* _Task statement_: In full and without deviation, write out the entries that follow.

--- START OF Material provided ---

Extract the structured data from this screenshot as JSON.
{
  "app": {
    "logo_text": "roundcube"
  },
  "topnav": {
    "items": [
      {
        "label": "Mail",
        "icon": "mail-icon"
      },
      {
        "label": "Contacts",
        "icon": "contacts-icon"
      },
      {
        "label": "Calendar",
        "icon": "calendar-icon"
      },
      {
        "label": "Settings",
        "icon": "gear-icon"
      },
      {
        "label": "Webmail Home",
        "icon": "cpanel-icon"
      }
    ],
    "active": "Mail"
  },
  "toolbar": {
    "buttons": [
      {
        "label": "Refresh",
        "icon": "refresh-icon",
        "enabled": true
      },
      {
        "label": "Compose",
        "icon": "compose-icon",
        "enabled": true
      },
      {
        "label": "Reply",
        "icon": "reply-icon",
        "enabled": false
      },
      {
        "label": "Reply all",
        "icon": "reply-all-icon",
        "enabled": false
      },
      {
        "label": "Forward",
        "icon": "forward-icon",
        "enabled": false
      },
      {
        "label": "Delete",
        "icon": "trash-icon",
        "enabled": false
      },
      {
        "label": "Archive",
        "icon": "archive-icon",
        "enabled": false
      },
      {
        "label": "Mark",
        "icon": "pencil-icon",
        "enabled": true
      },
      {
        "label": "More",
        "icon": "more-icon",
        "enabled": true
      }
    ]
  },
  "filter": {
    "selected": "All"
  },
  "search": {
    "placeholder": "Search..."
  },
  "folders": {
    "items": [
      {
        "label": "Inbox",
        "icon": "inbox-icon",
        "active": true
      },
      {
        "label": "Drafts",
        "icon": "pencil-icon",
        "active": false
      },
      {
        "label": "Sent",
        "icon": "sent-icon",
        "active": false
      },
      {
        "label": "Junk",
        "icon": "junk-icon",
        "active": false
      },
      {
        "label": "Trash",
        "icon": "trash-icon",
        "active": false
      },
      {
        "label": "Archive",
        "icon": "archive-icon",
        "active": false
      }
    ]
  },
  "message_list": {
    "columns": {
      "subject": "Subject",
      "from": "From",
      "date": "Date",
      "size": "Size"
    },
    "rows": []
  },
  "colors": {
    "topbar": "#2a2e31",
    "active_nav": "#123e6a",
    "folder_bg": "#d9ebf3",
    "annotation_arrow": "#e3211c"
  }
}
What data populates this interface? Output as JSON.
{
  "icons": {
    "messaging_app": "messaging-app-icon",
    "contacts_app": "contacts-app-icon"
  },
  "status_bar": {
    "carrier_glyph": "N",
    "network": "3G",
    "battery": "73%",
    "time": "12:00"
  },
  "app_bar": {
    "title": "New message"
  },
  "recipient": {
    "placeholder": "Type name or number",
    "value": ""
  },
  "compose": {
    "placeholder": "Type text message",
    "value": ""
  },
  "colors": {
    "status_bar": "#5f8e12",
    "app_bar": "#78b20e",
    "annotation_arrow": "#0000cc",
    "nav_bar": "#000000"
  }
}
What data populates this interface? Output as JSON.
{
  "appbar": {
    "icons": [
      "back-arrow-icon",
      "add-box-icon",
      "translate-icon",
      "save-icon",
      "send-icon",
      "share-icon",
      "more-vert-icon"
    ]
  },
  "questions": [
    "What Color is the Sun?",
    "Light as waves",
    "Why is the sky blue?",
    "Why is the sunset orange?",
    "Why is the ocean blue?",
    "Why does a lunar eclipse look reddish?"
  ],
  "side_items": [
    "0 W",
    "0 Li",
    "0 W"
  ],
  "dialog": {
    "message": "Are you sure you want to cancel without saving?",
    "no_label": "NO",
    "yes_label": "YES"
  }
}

--- END OF Material provided ---

* _Task result_:
Extract the structured data from this screenshot as JSON.
{
  "app": {
    "logo_text": "roundcube"
  },
  "topnav": {
    "items": [
      {
        "label": "Mail",
        "icon": "mail-icon"
      },
      {
        "label": "Contacts",
        "icon": "contacts-icon"
      },
      {
        "label": "Calendar",
        "icon": "calendar-icon"
      },
      {
        "label": "Settings",
        "icon": "gear-icon"
      },
      {
        "label": "Webmail Home",
        "icon": "cpanel-icon"
      }
    ],
    "active": "Mail"
  },
  "toolbar": {
    "buttons": [
      {
        "label": "Refresh",
        "icon": "refresh-icon",
        "enabled": true
      },
      {
        "label": "Compose",
        "icon": "compose-icon",
        "enabled": true
      },
      {
        "label": "Reply",
        "icon": "reply-icon",
        "enabled": false
      },
      {
        "label": "Reply all",
        "icon": "reply-all-icon",
        "enabled": false
      },
      {
        "label": "Forward",
        "icon": "forward-icon",
        "enabled": false
      },
      {
        "label": "Delete",
        "icon": "trash-icon",
        "enabled": false
      },
      {
        "label": "Archive",
        "icon": "archive-icon",
        "enabled": false
      },
      {
        "label": "Mark",
        "icon": "pencil-icon",
        "enabled": true
      },
      {
        "label": "More",
        "icon": "more-icon",
        "enabled": true
      }
    ]
  },
  "filter": {
    "selected": "All"
  },
  "search": {
    "placeholder": "Search..."
  },
  "folders": {
    "items": [
      {
        "label": "Inbox",
        "icon": "inbox-icon",
        "active": true
      },
      {
        "label": "Drafts",
        "icon": "pencil-icon",
        "active": false
      },
      {
        "label": "Sent",
        "icon": "sent-icon",
        "active": false
      },
      {
        "label": "Junk",
        "icon": "junk-icon",
        "active": false
      },
      {
        "label": "Trash",
        "icon": "trash-icon",
        "active": false
      },
      {
        "label": "Archive",
        "icon": "archive-icon",
        "active": false
      }
    ]
  },
  "message_list": {
    "columns": {
      "subject": "Subject",
      "from": "From",
      "date": "Date",
      "size": "Size"
    },
    "rows": []
  },
  "colors": {
    "topbar": "#2a2e31",
    "active_nav": "#123e6a",
    "folder_bg": "#d9ebf3",
    "annotation_arrow": "#e3211c"
  }
}
What data populates this interface? Output as JSON.
{
  "icons": {
    "messaging_app": "messaging-app-icon",
    "contacts_app": "contacts-app-icon"
  },
  "status_bar": {
    "carrier_glyph": "N",
    "network": "3G",
    "battery": "73%",
    "time": "12:00"
  },
  "app_bar": {
    "title": "New message"
  },
  "recipient": {
    "placeholder": "Type name or number",
    "value": ""
  },
  "compose": {
    "placeholder": "Type text message",
    "value": ""
  },
  "colors": {
    "status_bar": "#5f8e12",
    "app_bar": "#78b20e",
    "annotation_arrow": "#0000cc",
    "nav_bar": "#000000"
  }
}
What data populates this interface? Output as JSON.
{
  "appbar": {
    "icons": [
      "back-arrow-icon",
      "add-box-icon",
      "translate-icon",
      "save-icon",
      "send-icon",
      "share-icon",
      "more-vert-icon"
    ]
  },
  "questions": [
    "What Color is the Sun?",
    "Light as waves",
    "Why is the sky blue?",
    "Why is the sunset orange?",
    "Why is the ocean blue?",
    "Why does a lunar eclipse look reddish?"
  ],
  "side_items": [
    "0 W",
    "0 Li",
    "0 W"
  ],
  "dialog": {
    "message": "Are you sure you want to cancel without saving?",
    "no_label": "NO",
    "yes_label": "YES"
  }
}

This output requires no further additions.